** begin Source material **

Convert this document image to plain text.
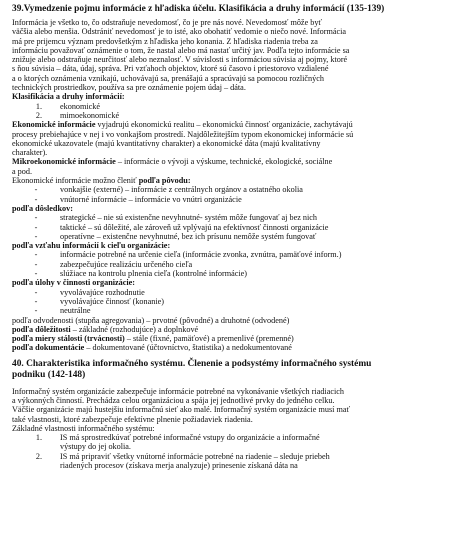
39.Vymedzenie pojmu informácie z hľadiska účelu. Klasifikácia a druhy informácií (135-139)

Informácia je všetko to, čo odstraňuje nevedomosť, čo je pre nás nové. Nevedomosť môže byť

väčšia alebo menšia. Odstrániť nevedomosť je to isté, ako obohatiť vedomie o niečo nové. Informácia

má pre prijemcu význam predovšetkým z hľadiska jeho konania. Z hľadiska riadenia treba za

informáciu považovať oznámenie o tom, že nastal alebo má nastať určitý jav. Podľa tejto informácie sa

znižuje alebo odstraňuje neurčitosť alebo neznalosť. V súvislosti s informáciou súvisia aj pojmy, ktoré

s ňou súvisia – dáta, údaj, správa. Pri vzťahoch objektov, ktoré sú časovo i priestorovo vzdialené

a o ktorých oznámenia vznikajú, uchovávajú sa, prenášajú a spracúvajú sa pomocou rozličných

technických prostriedkov, používa sa pre oznámenie pojem údaj – dáta.

Klasifikácia a druhy informácií:

1.	ekonomické
2.	mimoekonomické

Ekonomické informácie vyjadrujú ekonomickú realitu – ekonomickú činnosť organizácie, zachytávajú

procesy prebiehajúce v nej i vo vonkajšom prostredí. Najdôležitejším typom ekonomickej informácie sú

ekonomické ukazovatele (majú kvantitatívny charakter) a ekonomické dáta (majú kvalitatívny

charakter).

Mikroekonomické informácie – informácie o vývoji a výskume, technické, ekologické, sociálne

a pod.

Ekonomické informácie možno členiť podľa pôvodu:

-	vonkajšie (externé) – informácie z centrálnych orgánov a ostatného okolia
-	vnútorné informácie – informácie vo vnútri organizácie

podľa dôsledkov:

-	strategické – nie sú existenčne nevyhnutné- systém môže fungovať aj bez nich
-	taktické – sú dôležité, ale zároveň už vplývajú na efektívnosť činnosti organizácie
-	operatívne – existenčne nevyhnutné, bez ich prísunu nemôže systém fungovať

podľa vzťahu informácií k cieľu organizácie:

-	informácie potrebné na určenie cieľa (informácie zvonka, zvnútra, pamäťové inform.)
-	zabezpečujúce realizáciu určeného cieľa
-	slúžiace na kontrolu plnenia cieľa (kontrolné informácie)

podľa úlohy v činnosti organizácie:

-	vyvolávajúce rozhodnutie
-	vyvolávajúce činnosť (konanie)
-	neutrálne

podľa odvodenosti (stupňa agregovania) – prvotné (pôvodné) a druhotné (odvodené)

podľa dôležitosti – základné (rozhodujúce) a doplnkové

podľa miery stálosti (trvácnosti) – stále (fixné, pamäťové) a premenlivé (premenné)

podľa dokumentácie – dokumentované (účtovníctvo, štatistika) a nedokumentované

40. Charakteristika informačného systému. Členenie a podsystémy informačného systému

podniku (142-148)

Informačný systém organizácie zabezpečuje informácie potrebné na vykonávanie všetkých riadiacich

a výkonných činností. Prechádza celou organizáciou a spája jej jednotlivé prvky do jedného celku.

Väčšie organizácie majú hustejšiu informačnú sieť ako malé. Informačný systém organizácie musí mať

také vlastnosti, ktoré zabezpečuje efektívne plnenie požiadaviek riadenia.

Základné vlastnosti informačného systému:

1.	IS má sprostredkúvať potrebné informačné vstupy do organizácie a informačné

výstupy do jej okolia.

2.	IS má pripraviť všetky vnútorné informácie potrebné na riadenie – sleduje priebeh

riadených procesov (získava merja analyzuje) prinesenie získaná dáta na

** end Source material **

Locate the lines above that contain "odstraňuje" and copy them.

→ Task response:
Informácia je všetko to, čo odstraňuje nevedomosť, čo je pre nás nové. Nevedomosť môže byť
znižuje alebo odstraňuje neurčitosť alebo neznalosť. V súvislosti s informáciou súvisia aj pojmy, ktoré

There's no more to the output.